§ Your instructions:
Among the lines listed below, count those that include the string "ELEMENTAIRES", and state only the count.

[Data records]
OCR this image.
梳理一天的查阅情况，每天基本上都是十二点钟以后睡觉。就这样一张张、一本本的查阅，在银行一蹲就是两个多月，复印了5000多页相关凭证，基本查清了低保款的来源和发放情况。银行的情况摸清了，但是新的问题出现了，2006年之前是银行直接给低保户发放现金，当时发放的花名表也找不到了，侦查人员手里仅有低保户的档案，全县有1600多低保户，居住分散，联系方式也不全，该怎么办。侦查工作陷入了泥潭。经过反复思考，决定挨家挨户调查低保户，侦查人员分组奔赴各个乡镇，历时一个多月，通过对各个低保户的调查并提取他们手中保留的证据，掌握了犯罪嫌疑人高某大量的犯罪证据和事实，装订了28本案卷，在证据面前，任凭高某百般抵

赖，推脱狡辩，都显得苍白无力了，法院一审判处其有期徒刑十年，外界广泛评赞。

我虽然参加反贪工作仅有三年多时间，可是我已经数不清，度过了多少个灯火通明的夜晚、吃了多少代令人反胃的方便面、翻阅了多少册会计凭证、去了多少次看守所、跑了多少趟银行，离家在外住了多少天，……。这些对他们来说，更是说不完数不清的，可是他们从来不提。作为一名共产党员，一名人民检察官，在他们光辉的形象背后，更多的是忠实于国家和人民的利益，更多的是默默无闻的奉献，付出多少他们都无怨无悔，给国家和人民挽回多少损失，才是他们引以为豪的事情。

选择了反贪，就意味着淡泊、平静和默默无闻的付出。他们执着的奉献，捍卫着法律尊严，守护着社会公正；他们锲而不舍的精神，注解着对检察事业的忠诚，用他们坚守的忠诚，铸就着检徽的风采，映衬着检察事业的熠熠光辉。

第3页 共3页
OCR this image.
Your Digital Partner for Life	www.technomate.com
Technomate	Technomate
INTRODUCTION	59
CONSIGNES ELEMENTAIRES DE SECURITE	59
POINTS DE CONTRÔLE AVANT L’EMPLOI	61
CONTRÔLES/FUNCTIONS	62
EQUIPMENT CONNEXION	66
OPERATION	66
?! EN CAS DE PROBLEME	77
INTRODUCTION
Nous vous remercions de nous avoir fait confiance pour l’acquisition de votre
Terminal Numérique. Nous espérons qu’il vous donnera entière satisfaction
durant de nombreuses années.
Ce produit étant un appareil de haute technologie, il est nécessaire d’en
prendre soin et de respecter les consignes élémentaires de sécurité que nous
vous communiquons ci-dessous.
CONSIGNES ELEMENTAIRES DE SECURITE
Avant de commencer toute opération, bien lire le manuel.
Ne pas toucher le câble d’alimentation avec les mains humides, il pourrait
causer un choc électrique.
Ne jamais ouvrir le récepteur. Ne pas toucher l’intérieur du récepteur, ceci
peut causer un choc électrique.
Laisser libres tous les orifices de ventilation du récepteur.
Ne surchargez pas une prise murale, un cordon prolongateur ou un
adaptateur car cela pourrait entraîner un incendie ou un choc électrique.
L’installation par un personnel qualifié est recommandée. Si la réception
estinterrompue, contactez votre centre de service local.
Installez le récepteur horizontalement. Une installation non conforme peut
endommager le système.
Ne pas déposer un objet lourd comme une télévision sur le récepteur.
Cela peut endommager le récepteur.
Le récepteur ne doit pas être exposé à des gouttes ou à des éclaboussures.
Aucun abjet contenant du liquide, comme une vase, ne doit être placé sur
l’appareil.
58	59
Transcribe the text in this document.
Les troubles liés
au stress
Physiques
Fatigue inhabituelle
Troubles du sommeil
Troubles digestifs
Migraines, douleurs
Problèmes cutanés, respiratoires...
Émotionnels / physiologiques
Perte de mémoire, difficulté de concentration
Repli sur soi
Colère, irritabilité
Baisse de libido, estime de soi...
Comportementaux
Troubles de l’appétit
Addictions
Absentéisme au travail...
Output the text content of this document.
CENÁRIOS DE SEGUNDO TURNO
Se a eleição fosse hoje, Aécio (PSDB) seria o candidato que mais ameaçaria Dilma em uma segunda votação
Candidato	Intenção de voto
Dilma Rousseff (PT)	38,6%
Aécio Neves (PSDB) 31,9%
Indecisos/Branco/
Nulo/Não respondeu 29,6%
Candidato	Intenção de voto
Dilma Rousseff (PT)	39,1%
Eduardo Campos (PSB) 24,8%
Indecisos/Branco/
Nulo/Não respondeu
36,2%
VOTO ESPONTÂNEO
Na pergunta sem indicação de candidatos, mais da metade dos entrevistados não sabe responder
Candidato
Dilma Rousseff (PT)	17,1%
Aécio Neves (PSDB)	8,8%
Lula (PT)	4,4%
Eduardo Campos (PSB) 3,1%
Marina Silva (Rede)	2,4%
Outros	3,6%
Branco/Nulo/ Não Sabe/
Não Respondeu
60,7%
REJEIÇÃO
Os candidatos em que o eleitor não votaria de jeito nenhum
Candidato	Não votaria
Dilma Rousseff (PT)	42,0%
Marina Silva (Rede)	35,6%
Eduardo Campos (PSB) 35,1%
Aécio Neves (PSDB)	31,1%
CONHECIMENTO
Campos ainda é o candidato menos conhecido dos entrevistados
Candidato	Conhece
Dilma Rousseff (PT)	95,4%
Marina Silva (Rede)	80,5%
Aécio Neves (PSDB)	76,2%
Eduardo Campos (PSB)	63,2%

§ Exercise response:
2